_Kutipan Sumber:_
★ ★ ★ ★

Wakil Bupati Majalengka, Dena Muhamad Ramdhan saat diskusi dengan para jurnalis di FGD ICMI Majalengka. (Foto: Dok Eko Widiantoro)
RUZKA INDONESIA — Sejumlah program pembangunan pemerintah kerap berjalan sesuai perencanaan, namun justru memicu resistensi di tengah masyarakat. Masalahnya, bukan selalu terletak pada kebijakan, melainkan pada cara pemerintah menyampaikan program tersebut ke publik.
Isu inilah yang mengemuka dalam Focus Group Discussion (FGD) bertajuk “Penguatan Strategi Komunikasi Pembangunan untuk Keterbukaan Informasi Publik” yang digelar Ikatan Cendekiawan Muslim Indonesia (ICMI) Orda Kabupaten Majalengka, Jawa Barat (Jabar) di Gedung Kokardan, Rabu (17/12/2025).
FGD tersebut menghadirkan Ketua ICMI Majalengka Dr. H. Diding Bajuri, M.Si, Kepala Dinas Komunikasi dan Informatika (Diskominfo) Majalengka Irwan, ST, MM, serta perwakilan Nahdlatul Ulama (NU) Majalengka Dr. H. Nurhidayat, M.Pd. Kegiatan ini juga dihadiri Wakil Bupati Majalengka Dena Muhammad Ramadhan, jajaran pejabat Pemkab Majalengka, dan para jurnalis dari berbagai media.
Ketua ICMI Majalengka, Diding Bajuri, menegaskan bahwa keberhasilan pembangunan tidak cukup diukur dari realisasi anggaran atau rampungnya proyek fisik. Menurutnya, tingkat pemahaman dan penerimaan masyarakat menjadi indikator yang tak kalah penting.

★ ★ ★ ★

_Daftar Item:_
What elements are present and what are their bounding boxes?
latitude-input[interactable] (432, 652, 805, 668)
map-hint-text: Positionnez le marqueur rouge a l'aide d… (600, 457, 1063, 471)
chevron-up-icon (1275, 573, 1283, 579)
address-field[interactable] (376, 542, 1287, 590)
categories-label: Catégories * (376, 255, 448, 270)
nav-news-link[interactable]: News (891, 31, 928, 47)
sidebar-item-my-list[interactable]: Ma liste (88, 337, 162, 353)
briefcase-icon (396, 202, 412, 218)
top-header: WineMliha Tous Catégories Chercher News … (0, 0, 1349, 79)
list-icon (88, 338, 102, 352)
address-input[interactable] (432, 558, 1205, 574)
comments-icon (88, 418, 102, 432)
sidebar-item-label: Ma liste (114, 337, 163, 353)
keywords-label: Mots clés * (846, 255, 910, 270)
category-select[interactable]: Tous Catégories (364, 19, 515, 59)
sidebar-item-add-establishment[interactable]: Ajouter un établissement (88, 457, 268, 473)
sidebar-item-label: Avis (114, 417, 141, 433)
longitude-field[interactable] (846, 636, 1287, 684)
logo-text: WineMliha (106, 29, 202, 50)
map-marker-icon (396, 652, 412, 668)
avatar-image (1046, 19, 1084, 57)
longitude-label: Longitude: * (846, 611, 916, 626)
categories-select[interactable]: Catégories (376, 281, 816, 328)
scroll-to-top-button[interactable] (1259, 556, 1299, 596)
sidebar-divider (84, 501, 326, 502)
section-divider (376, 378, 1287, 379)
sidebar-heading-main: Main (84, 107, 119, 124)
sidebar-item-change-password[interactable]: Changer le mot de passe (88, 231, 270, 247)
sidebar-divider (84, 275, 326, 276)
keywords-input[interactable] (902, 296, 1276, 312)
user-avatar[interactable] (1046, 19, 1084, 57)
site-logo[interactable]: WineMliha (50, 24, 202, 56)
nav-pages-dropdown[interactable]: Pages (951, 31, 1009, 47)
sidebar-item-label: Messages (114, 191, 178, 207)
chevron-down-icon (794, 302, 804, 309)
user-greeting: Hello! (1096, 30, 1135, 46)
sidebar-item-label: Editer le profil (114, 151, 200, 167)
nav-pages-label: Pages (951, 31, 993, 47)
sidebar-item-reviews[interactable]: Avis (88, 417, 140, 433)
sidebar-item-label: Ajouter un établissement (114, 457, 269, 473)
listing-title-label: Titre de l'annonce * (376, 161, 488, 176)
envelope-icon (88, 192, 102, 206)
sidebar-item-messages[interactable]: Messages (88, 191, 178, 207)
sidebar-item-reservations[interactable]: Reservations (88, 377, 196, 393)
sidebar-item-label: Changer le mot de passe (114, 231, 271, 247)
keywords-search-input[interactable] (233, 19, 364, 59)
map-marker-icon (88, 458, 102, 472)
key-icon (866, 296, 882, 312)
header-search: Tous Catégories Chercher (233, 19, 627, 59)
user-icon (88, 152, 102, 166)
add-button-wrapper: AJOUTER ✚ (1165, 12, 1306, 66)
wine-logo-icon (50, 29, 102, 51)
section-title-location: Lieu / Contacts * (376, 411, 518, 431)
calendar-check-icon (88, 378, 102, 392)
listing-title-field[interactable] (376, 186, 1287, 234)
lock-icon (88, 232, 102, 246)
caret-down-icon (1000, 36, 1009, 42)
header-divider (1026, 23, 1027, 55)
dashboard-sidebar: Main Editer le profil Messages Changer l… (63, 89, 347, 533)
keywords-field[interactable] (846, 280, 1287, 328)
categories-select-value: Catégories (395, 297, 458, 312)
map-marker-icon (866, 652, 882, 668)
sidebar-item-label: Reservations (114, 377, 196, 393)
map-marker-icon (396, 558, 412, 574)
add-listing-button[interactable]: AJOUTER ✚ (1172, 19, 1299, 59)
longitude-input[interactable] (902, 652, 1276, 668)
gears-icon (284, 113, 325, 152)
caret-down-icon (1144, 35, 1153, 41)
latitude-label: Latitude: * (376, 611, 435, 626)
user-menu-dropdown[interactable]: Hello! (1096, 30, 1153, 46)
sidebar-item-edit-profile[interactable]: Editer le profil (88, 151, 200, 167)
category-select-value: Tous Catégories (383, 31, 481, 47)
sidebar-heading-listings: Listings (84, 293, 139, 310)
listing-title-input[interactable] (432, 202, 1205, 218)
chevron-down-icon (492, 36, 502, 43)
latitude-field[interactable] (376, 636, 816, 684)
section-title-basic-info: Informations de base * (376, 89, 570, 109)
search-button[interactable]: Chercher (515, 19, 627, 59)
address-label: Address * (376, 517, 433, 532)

★ ★ ★ ★

_Soal 1:_ Menurut kutipan sumber, di gedung mana FGD ICMI Majalengka diadakan?
_Soal 2:_ Sebutkan semua tokoh yang menurut kutipan sumber dihadirkan dalam FGD tersebut, lengkap dengan jabatannya.
_Soal 3:_ Cetak bagian kutipan sumber yang dimulai dari "Isu inilah yang" dan diakhiri dengan "dari berbagai media.".

_Hasil Tugas 1:_ Di Gedung Kokardan.

_Hasil Tugas 2:_
- Dr. H. Diding Bajuri, M.Si, Ketua ICMI Majalengka
- Irwan, ST, MM, Kepala Dinas Komunikasi dan Informatika (Diskominfo) Majalengka
- Dr. H. Nurhidayat, M.Pd., perwakilan Nahdlatul Ulama (NU) Majalengka

_Hasil Tugas 3:_
Isu inilah yang mengemuka dalam Focus Group Discussion (FGD) bertajuk “Penguatan Strategi Komunikasi Pembangunan untuk Keterbukaan Informasi Publik” yang digelar Ikatan Cendekiawan Muslim Indonesia (ICMI) Orda Kabupaten Majalengka, Jawa Barat (Jabar) di Gedung Kokardan, Rabu (17/12/2025).
FGD tersebut menghadirkan Ketua ICMI Majalengka Dr. H. Diding Bajuri, M.Si, Kepala Dinas Komunikasi dan Informatika (Diskominfo) Majalengka Irwan, ST, MM, serta perwakilan Nahdlatul Ulama (NU) Majalengka Dr. H. Nurhidayat, M.Pd. Kegiatan ini juga dihadiri Wakil Bupati Majalengka Dena Muhammad Ramadhan, jajaran pejabat Pemkab Majalengka, dan para jurnalis dari berbagai media.